[Description of the task]:
From the entries below, count the lines with "организации". Write only the count.

[Data excerpts]:

[start]

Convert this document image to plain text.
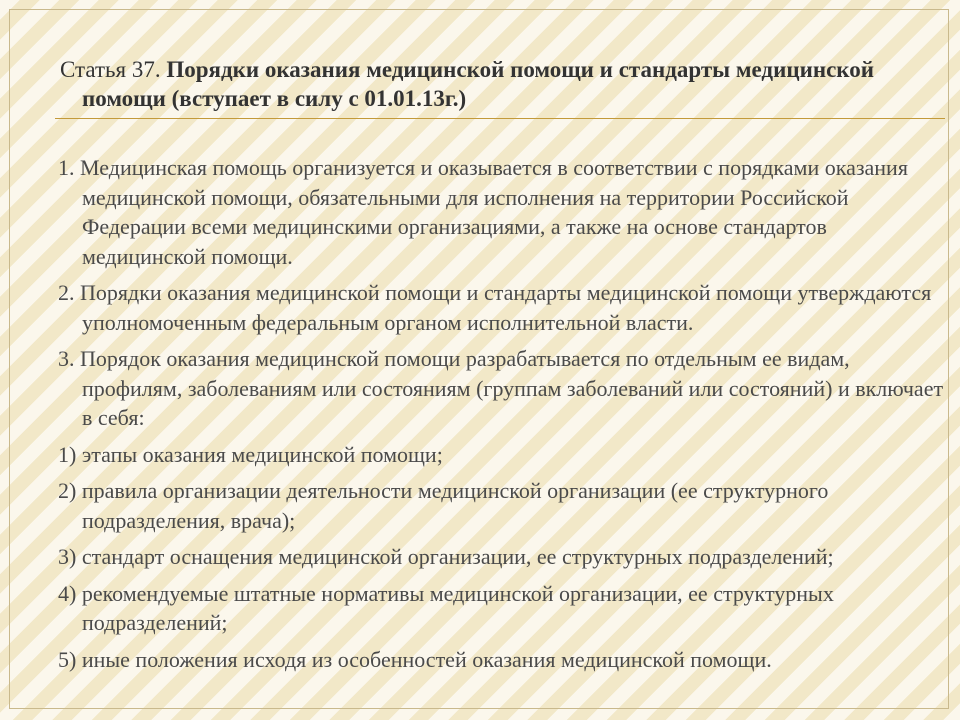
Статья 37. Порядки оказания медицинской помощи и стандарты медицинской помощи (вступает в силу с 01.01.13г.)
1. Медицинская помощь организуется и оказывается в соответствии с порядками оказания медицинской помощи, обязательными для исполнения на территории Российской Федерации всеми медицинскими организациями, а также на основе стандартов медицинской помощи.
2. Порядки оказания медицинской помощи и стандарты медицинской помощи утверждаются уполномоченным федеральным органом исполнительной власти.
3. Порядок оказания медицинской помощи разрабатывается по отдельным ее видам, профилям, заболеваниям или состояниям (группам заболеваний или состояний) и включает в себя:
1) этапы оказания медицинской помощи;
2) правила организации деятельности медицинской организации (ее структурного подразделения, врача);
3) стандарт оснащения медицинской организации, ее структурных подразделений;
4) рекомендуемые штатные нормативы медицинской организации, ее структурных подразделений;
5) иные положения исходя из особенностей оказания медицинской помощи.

[end]
[start]

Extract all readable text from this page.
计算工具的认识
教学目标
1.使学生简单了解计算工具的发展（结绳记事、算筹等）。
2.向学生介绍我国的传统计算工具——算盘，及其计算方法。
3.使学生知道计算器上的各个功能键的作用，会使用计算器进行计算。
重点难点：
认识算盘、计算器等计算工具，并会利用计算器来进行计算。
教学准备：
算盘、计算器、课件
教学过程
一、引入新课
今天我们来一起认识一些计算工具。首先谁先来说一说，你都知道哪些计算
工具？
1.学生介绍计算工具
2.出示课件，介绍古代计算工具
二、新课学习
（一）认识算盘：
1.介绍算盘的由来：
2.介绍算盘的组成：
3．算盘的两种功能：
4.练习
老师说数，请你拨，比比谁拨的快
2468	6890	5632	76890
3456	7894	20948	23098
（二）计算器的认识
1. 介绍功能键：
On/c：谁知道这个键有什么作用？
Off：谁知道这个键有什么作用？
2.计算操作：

[end]
[start]

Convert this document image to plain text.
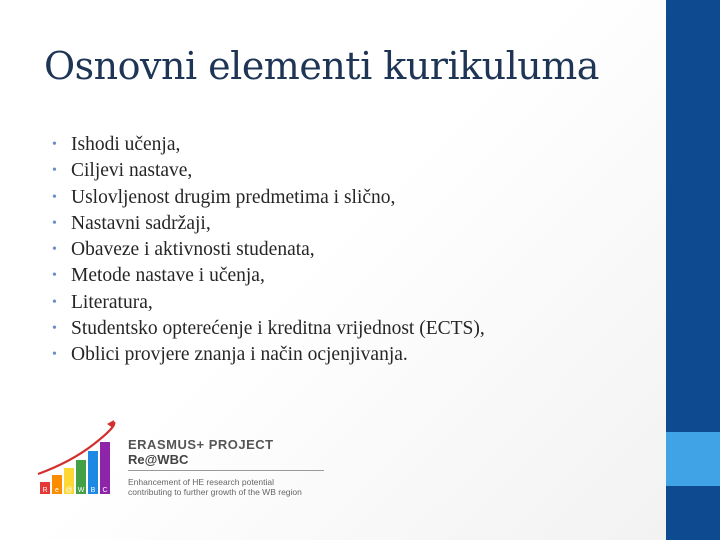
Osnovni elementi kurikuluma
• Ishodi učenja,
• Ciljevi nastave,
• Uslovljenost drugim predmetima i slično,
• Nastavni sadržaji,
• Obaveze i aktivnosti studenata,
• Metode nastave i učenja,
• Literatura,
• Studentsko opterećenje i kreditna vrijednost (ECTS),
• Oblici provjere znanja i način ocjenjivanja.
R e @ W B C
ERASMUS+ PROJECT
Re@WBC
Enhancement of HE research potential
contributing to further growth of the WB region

[end]

[Response]:
3